Article:
Does it matter that Minnesota students are in school less than most of their peers?

It is summer break for Minnesota students, marking the conclusion of another school year. At an average of 174 days per year, Minnesota public school students spend less time in the classroom than a large number of their peers across the country.

Newly published research on schooling and instructional time in U.S. public schools found that during their K-12 journey, millions of students will have access to two years of additional time in school compared to millions of their peers, all depending on where they live.

The paper, published in the American Education Research Journal, examined the complex role that time plays in the learning process. “What is the effect of time in school on student achievement?” the authors set out to answer. (Excluded from their analysis were alternative schools, special education schools, and career/technical/vocational schools.)

After synthesizing the findings from 74 studies on the topic and organizing their review around four policies that influence structure and time in school — extending the school year, extending the school day, a four-day school week, and setting school start times — the authors discovered

a compelling body of evidence that increasing total time leads to gains in academic achievement, the magnitude of which depends critically on the existing amount of time, how time is increased, and how time is used.

Research also consistently shows that student achievement declines when districts reduce time in school by adopting four-day school weeks. [Check out the latest study here.]

The authors compiled the literature on the topic into the figure below (Panel B), noting that

additional days of instruction lead to improved academic outcomes for students of generally small magnitude in both the U.S. and international context. More substantial expansions of the school year do appear to produce larger effects, but these are often measured in terms of on-time educational progress and attainment and do not show in the figure. Reductions in the length of the school year often have the opposite effect, harming student achievement.

Source: “Time in School” by Matthew Kraft and Sarah Novicoff

Literature on extending the length of the school day also suggests, overall, a “consistent positive effect of adding more total time on student achievement,” continue the authors.

Material provided:
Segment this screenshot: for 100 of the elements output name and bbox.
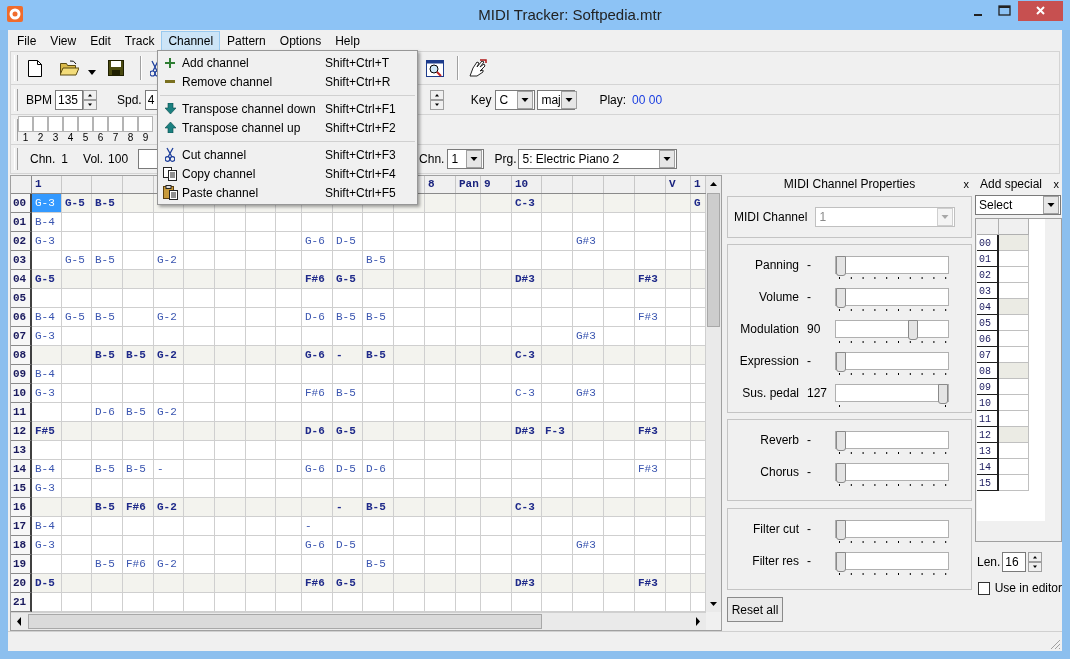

The request: Please pick up the article on Minnesota students' time in school and carry it on from its last sentence.

Response:
“Total time” in school is the number of planned days per year multiplied by the number of planned hours per day. Minnesota statutes mandate at least 165 days of instruction for a student in grades 1-11, unless a four-day week schedule has been approved. A student in kindergarten must receive at least 425 hours of instruction, a student in grades 1-6 must receive at least 935 hours of instruction, and a student in grades 7-12 must receive at least 1,020 hours of instruction.

Perhaps to account for lost instructional time due to off-task behavior, transitions, student disruptions, etc., Minnesota students spend an average of 6.72 hours per day in school, an average of 174.13 days per year, and an average of 1,171 total hours per year, according to the report. So, higher than the minimum requirements but still on the low end compared to other states (see table below). Texas students receive the highest number of total instructional hours in a year with an average of 1,324 and Hawaii students receive the lowest, with an average of 1,143 total hours per year.

The variations among states mean that public schools at the 90th percentile of number of hours per day are in school almost 200 hours more than schools at the 10th percentile, according to the report. That equates to a difference of approximately five and a half weeks of schooling, or more than two full school years over a student’s 13 years in the U.S. school system.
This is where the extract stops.